----- Records to use
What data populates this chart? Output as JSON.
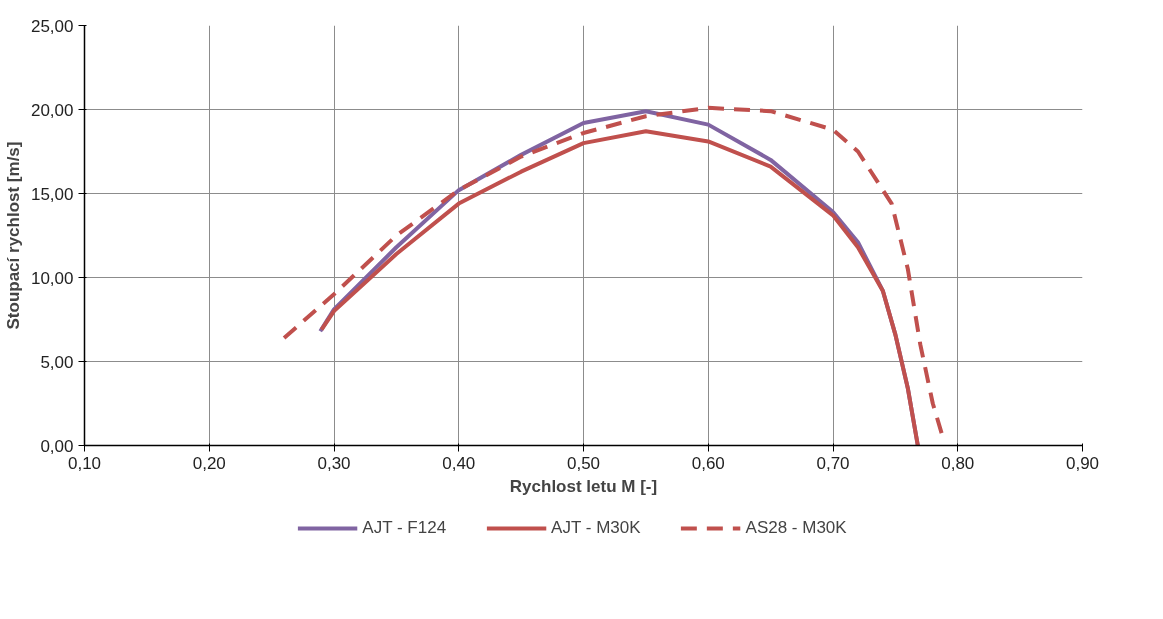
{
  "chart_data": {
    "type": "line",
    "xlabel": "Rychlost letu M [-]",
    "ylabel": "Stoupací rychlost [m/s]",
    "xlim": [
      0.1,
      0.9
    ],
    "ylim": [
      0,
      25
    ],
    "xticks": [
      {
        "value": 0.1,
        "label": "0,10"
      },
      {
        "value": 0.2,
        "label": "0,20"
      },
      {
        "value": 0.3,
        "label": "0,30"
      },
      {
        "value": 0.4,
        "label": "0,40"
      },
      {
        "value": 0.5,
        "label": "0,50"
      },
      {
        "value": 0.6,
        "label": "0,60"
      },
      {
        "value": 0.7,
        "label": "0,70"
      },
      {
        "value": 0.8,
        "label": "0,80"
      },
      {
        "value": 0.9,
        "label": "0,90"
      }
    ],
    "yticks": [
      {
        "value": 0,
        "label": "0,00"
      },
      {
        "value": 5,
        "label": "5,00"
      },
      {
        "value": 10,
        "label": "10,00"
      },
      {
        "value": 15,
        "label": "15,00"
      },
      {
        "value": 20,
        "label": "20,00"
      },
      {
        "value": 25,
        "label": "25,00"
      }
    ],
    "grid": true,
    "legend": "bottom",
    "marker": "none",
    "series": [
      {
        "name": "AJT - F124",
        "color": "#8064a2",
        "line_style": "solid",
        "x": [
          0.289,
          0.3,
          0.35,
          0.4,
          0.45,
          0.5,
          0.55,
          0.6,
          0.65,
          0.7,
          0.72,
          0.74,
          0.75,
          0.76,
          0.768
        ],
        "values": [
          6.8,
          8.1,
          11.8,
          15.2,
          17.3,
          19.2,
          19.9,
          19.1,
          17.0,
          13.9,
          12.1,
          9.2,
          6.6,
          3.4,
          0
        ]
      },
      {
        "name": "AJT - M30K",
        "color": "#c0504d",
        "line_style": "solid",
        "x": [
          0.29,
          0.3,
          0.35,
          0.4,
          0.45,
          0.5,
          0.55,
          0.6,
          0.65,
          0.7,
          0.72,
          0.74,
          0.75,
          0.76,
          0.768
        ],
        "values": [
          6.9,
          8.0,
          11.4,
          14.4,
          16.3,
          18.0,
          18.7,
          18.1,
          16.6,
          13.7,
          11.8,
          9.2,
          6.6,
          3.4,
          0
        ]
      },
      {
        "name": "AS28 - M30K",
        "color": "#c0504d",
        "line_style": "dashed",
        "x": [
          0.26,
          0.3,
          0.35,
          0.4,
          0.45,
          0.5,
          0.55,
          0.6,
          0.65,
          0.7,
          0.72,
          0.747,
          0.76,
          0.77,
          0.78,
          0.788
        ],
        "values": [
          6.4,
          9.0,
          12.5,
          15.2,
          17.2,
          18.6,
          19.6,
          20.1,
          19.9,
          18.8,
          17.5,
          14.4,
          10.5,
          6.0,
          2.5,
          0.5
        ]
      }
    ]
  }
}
----------
----- Records to use
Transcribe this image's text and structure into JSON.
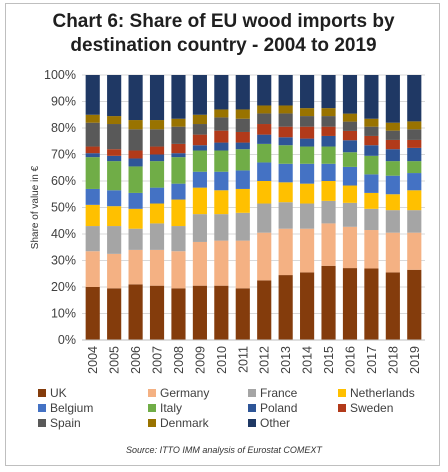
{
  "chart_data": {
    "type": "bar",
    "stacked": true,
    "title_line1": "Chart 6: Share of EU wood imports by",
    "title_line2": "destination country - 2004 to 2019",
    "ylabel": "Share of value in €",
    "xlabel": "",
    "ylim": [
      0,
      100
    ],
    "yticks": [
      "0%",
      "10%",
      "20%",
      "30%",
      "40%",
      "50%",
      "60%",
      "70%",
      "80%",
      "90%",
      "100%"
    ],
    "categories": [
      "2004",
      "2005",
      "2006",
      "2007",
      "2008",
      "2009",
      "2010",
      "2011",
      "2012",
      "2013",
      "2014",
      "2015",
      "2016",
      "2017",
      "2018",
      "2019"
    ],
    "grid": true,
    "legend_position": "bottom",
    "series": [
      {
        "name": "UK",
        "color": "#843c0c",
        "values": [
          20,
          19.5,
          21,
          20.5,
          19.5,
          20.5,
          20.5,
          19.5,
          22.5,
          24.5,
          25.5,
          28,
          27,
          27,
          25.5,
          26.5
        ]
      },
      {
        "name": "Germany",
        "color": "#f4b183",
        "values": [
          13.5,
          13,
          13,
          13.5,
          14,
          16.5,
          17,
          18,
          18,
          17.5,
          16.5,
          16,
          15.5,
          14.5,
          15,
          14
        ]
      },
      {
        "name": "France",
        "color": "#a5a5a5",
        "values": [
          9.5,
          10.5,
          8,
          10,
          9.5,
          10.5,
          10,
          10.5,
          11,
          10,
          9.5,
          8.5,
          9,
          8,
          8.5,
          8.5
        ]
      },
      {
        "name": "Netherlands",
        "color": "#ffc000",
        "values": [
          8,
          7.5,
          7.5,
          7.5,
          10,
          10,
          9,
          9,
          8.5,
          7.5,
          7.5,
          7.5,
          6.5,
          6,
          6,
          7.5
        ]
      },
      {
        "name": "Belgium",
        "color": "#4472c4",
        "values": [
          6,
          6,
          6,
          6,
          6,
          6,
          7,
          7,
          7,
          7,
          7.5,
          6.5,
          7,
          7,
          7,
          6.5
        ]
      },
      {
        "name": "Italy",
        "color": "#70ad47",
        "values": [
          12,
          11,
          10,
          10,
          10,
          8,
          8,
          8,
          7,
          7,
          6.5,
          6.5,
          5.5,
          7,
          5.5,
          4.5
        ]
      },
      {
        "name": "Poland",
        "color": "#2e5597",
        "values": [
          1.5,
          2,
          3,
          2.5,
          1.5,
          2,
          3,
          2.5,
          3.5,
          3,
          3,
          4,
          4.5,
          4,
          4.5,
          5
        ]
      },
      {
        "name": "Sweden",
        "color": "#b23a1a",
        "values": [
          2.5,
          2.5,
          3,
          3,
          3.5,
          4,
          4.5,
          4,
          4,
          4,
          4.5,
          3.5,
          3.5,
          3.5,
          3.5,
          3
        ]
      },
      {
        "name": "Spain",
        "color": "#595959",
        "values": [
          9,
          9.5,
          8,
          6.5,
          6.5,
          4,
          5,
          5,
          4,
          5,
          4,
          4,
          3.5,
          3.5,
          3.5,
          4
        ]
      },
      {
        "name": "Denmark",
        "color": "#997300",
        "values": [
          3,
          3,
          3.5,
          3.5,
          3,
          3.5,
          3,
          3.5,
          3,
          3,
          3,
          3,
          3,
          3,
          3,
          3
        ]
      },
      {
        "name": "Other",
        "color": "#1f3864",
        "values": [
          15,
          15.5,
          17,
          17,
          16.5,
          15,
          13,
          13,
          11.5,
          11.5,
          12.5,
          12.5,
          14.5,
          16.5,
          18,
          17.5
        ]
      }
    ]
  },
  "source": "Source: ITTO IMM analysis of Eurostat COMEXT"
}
----------
Stated goal: Write out each line of the data that holds the string "Share".

The solution:
    "title_line1": "Chart 6: Share of EU wood imports by",
    "ylabel": "Share of value in €",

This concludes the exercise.